Records follow. Copy every line with "Triangulation".
— begin —
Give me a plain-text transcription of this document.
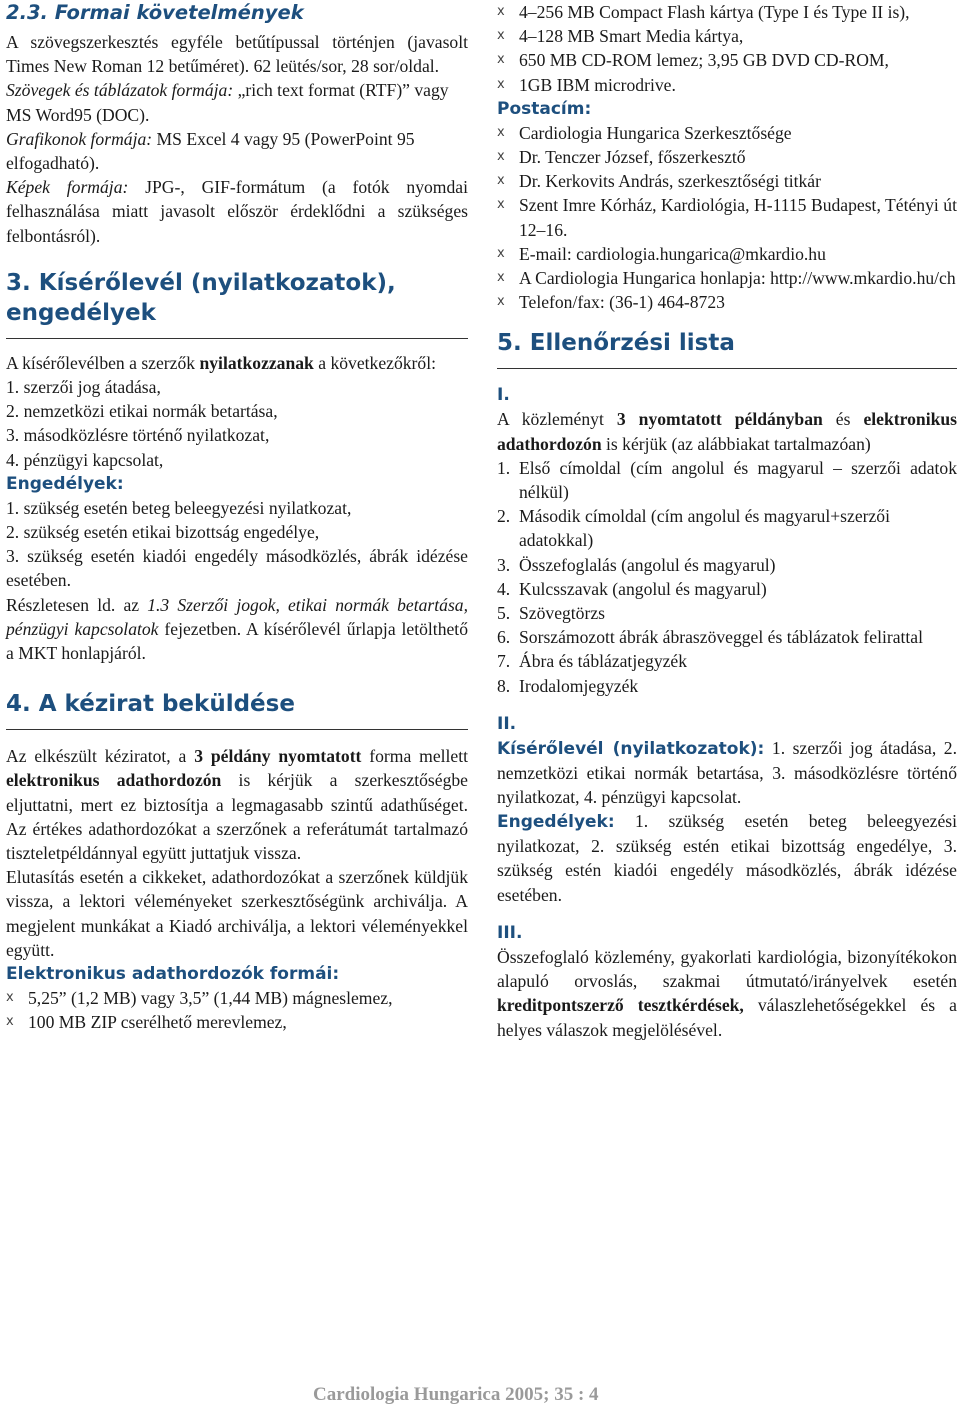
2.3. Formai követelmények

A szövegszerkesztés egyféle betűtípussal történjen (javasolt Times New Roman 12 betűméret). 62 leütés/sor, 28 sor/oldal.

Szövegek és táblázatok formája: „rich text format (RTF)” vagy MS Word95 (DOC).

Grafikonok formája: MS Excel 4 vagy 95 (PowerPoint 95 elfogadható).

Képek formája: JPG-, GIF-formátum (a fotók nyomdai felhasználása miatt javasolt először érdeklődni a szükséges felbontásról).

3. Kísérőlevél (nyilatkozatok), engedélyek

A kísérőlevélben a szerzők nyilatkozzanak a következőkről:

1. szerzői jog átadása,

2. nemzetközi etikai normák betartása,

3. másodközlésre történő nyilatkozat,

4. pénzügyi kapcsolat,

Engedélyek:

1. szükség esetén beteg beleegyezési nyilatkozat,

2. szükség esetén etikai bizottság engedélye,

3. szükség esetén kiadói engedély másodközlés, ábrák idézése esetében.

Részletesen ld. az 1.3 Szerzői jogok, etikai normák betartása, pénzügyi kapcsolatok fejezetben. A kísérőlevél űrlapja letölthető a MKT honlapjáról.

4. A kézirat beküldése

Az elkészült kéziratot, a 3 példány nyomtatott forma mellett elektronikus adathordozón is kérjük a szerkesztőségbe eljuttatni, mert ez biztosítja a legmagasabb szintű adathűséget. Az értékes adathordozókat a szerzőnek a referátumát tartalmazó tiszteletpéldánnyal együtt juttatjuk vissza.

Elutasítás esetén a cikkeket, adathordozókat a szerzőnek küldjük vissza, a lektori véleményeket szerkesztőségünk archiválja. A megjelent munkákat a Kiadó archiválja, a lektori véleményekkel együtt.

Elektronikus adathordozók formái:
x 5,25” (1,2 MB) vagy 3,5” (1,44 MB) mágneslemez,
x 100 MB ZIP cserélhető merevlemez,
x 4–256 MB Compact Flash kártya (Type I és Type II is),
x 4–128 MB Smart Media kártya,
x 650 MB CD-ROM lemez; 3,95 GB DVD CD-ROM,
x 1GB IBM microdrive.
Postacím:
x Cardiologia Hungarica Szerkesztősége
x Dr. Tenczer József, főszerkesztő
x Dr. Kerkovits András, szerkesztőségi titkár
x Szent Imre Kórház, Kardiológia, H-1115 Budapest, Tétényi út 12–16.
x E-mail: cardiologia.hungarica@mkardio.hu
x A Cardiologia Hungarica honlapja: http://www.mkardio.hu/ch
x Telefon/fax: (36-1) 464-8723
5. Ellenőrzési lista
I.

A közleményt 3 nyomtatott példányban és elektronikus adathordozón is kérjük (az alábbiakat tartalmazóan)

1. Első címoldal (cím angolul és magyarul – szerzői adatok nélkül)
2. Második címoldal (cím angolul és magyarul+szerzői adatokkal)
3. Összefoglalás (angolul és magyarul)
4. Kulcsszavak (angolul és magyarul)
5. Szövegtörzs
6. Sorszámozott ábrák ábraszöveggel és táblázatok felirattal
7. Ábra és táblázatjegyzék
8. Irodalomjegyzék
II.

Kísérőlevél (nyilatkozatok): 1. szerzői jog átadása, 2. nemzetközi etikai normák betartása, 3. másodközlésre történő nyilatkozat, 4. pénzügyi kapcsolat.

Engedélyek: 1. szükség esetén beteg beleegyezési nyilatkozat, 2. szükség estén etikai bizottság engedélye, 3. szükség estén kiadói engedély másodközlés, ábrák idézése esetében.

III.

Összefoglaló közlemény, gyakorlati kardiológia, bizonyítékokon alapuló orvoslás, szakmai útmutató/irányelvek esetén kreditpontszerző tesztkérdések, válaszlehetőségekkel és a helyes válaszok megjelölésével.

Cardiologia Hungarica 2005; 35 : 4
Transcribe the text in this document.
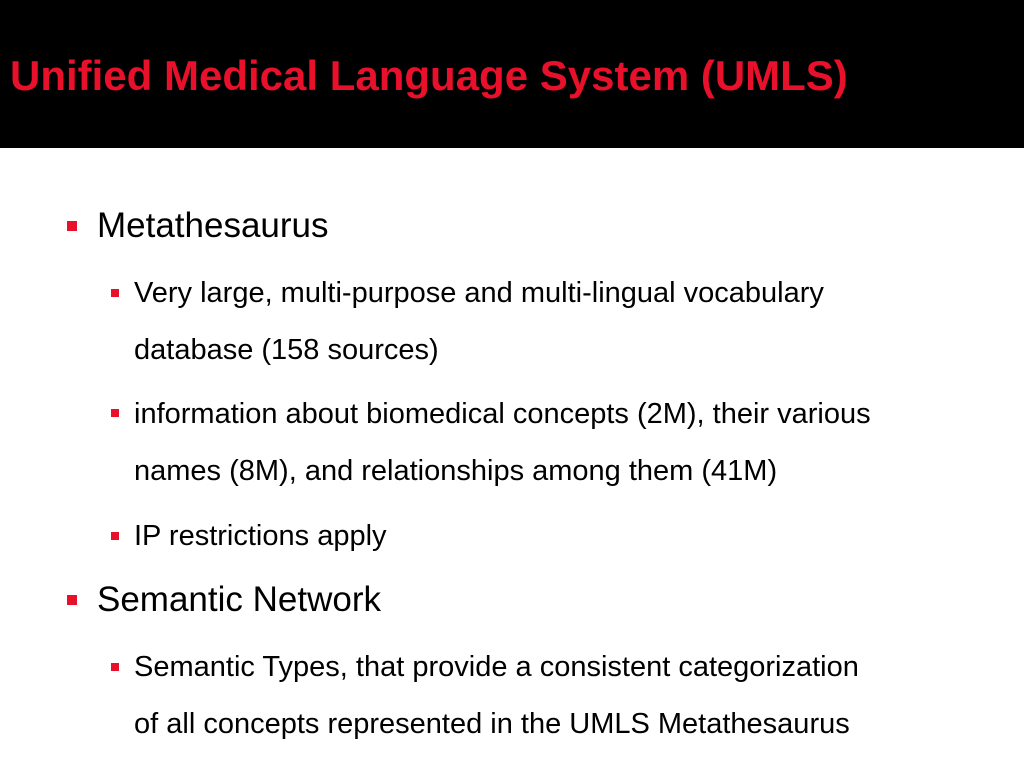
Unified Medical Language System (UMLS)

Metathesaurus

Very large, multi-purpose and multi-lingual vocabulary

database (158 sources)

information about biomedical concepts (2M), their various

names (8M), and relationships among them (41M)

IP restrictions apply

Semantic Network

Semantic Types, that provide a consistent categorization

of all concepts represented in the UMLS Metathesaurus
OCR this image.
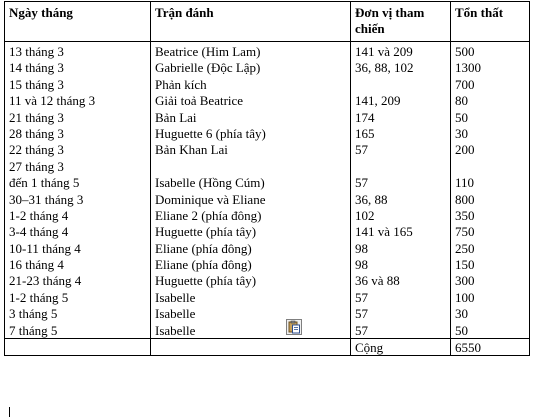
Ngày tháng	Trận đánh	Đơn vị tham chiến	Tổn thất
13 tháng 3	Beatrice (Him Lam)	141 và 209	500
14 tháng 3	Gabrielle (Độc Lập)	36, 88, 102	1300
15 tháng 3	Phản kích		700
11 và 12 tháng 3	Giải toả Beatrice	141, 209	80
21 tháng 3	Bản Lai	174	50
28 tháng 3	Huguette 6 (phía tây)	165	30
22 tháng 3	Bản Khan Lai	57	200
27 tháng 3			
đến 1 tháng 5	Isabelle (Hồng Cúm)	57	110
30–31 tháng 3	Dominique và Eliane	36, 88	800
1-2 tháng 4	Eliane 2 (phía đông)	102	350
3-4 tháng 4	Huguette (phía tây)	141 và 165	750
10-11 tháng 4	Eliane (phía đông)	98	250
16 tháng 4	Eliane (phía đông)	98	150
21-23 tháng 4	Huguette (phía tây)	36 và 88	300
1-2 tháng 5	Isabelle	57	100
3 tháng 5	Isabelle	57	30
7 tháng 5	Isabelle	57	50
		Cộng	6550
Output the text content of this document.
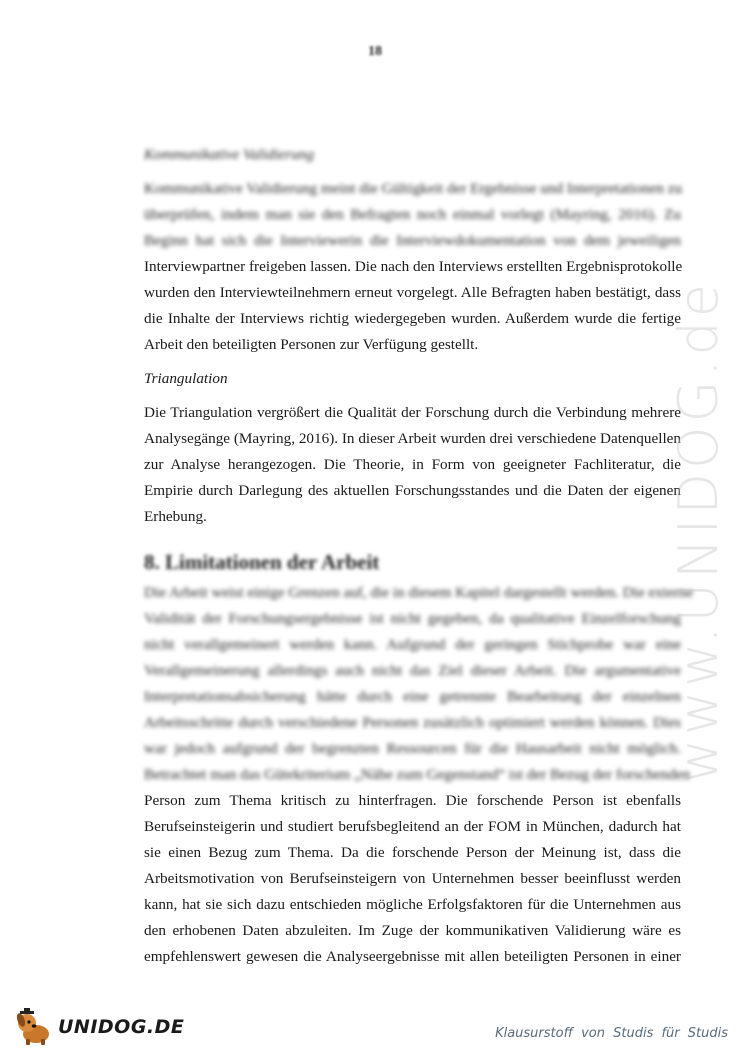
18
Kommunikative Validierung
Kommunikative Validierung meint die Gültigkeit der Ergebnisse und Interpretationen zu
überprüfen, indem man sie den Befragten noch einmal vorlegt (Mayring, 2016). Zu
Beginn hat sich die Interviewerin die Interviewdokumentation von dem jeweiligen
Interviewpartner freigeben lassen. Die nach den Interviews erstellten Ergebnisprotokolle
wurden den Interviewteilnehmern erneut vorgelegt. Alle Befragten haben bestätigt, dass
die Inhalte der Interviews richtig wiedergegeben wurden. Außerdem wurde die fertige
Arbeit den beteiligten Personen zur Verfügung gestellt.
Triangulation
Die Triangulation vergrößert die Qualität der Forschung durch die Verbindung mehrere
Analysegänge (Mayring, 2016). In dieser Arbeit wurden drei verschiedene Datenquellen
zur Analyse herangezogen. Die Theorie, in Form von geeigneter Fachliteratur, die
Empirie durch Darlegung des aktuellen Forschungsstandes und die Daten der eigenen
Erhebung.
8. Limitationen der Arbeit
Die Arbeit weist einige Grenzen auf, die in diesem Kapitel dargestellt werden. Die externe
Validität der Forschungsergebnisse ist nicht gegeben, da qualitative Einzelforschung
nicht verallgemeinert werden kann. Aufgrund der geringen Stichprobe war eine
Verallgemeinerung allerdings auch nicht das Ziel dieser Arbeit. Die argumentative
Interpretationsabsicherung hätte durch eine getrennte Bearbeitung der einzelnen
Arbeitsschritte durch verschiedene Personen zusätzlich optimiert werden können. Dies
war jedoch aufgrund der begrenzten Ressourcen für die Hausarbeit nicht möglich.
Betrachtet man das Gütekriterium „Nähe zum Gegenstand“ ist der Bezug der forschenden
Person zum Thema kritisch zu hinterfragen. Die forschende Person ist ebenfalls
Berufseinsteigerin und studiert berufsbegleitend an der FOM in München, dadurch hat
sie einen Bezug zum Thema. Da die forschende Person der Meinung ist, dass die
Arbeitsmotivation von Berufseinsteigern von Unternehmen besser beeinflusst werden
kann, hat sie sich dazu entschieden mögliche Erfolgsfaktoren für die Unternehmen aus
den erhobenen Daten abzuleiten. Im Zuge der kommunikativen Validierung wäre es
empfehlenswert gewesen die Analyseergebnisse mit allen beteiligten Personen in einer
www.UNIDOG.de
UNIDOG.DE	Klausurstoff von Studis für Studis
— end —
• Complete output:
Triangulation
Die Triangulation vergrößert die Qualität der Forschung durch die Verbindung mehrere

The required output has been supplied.